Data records
******

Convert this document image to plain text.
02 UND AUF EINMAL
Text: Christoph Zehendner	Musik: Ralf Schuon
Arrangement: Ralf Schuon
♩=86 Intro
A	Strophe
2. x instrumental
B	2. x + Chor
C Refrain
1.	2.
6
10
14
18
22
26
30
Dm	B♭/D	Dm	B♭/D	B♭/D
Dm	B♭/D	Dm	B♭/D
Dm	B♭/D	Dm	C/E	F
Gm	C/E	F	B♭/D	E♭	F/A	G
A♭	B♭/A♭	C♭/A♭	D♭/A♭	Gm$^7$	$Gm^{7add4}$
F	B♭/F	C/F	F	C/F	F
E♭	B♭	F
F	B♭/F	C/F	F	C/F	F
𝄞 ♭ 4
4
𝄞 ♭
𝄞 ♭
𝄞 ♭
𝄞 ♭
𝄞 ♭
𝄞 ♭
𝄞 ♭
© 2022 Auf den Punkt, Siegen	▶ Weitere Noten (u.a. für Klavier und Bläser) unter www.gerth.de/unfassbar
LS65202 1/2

******

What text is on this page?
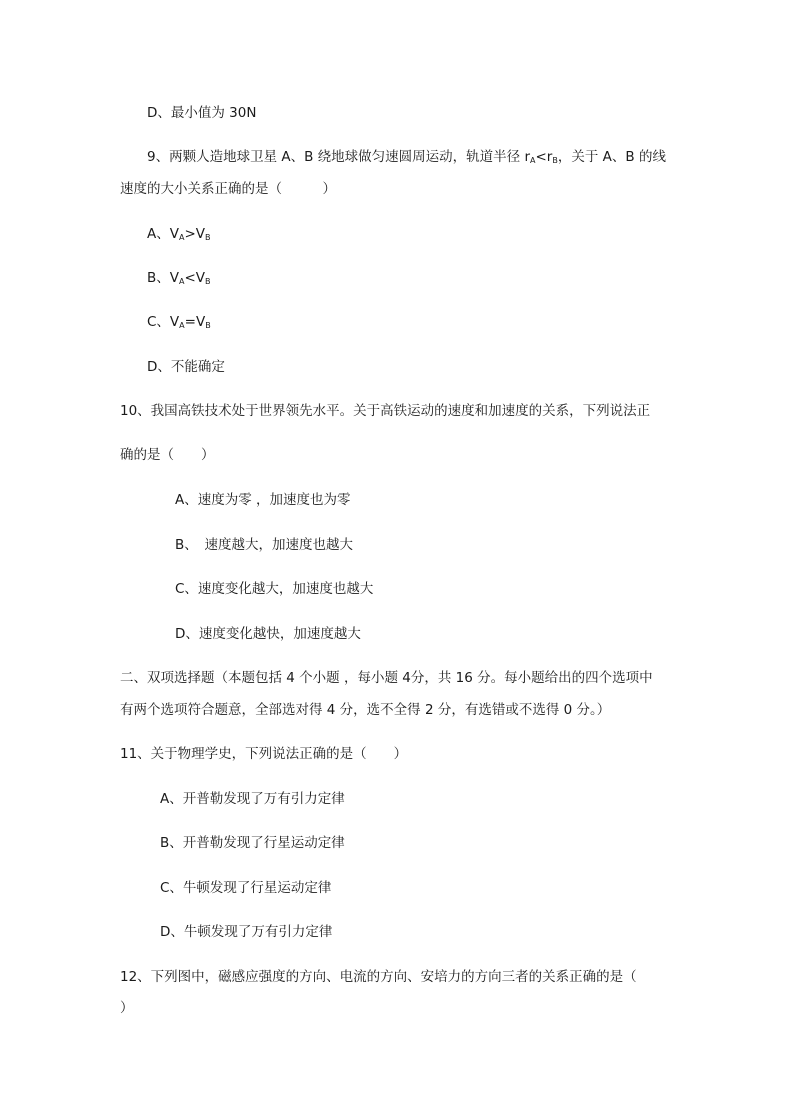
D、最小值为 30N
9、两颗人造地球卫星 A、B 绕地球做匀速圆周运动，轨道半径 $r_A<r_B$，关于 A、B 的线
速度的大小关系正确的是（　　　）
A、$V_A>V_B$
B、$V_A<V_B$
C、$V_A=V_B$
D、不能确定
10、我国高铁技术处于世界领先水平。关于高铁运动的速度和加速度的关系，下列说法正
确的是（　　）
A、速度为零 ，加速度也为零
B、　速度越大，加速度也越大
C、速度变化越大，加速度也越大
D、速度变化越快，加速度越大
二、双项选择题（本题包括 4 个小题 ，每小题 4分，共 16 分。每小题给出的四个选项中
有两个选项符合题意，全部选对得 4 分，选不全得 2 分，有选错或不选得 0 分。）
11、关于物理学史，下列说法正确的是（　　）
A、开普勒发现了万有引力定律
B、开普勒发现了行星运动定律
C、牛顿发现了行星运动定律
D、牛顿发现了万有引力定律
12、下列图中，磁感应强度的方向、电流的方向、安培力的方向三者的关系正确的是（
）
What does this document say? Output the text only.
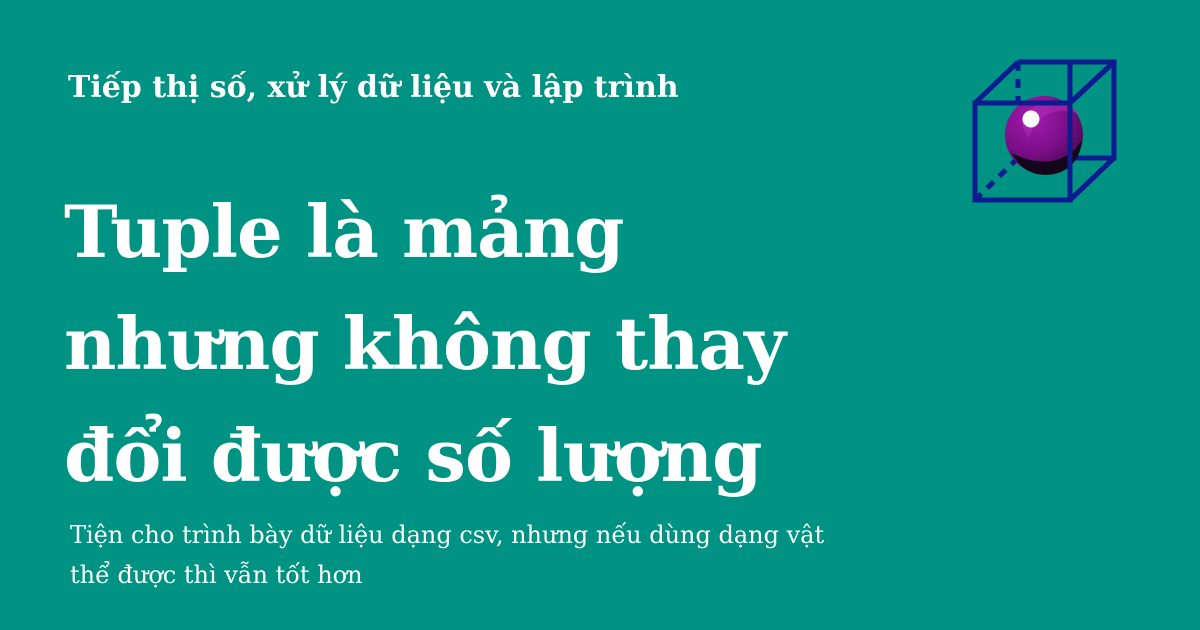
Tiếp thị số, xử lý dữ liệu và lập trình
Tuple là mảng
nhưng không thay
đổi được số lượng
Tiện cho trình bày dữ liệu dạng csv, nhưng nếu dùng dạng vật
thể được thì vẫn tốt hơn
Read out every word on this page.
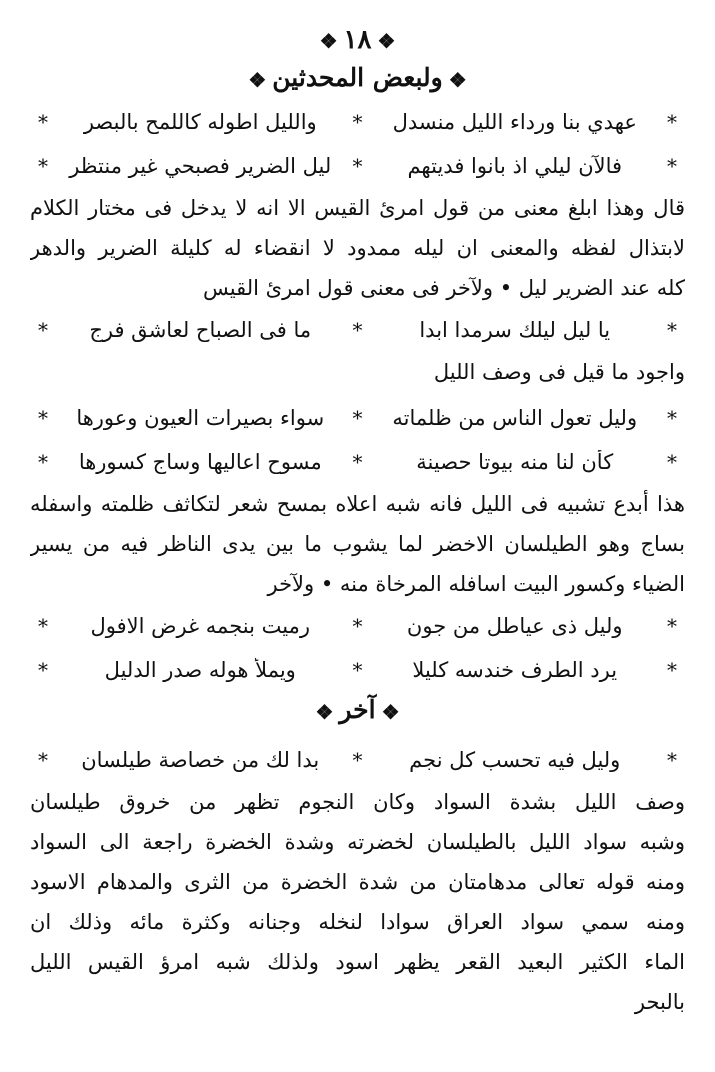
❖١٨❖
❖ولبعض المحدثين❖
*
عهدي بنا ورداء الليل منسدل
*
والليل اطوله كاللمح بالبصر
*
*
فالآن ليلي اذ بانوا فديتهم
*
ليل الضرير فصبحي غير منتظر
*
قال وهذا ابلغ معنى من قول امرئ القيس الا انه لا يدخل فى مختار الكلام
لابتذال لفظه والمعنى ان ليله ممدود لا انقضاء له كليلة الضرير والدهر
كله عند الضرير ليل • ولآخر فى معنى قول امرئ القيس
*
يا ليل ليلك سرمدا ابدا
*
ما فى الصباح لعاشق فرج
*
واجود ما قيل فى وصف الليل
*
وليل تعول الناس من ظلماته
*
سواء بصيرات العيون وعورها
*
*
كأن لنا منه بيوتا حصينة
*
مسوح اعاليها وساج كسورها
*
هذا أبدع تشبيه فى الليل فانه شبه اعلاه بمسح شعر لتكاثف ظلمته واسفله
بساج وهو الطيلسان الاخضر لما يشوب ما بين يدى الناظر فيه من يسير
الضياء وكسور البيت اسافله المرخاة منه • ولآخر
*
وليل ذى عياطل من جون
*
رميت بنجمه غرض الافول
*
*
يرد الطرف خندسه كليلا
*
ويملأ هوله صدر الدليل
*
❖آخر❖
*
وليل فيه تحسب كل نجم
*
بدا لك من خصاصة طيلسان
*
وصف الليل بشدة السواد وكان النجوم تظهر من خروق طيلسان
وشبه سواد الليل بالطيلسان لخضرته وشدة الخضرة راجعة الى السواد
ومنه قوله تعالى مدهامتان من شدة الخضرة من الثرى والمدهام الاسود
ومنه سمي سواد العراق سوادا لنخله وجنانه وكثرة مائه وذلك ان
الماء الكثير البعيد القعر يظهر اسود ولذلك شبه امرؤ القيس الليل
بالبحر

******

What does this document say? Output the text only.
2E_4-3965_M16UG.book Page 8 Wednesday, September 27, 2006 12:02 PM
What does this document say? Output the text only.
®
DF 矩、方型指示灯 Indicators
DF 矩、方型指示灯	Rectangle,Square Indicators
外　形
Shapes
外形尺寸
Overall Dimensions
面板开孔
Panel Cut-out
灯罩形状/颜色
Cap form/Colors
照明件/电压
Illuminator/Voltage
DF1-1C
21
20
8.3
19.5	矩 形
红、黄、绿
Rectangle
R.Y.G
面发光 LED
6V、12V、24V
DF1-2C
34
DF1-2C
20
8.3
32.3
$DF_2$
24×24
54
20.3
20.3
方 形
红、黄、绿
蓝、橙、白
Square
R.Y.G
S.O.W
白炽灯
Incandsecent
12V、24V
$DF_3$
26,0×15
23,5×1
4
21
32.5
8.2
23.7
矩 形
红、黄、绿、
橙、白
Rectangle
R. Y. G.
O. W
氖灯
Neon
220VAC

******

#### What is required
From the data above, copy out every line with the string "Indicators" in it.

#### Exercise result
DF 矩、方型指示灯 Indicators
DF 矩、方型指示灯	Rectangle,Square Indicators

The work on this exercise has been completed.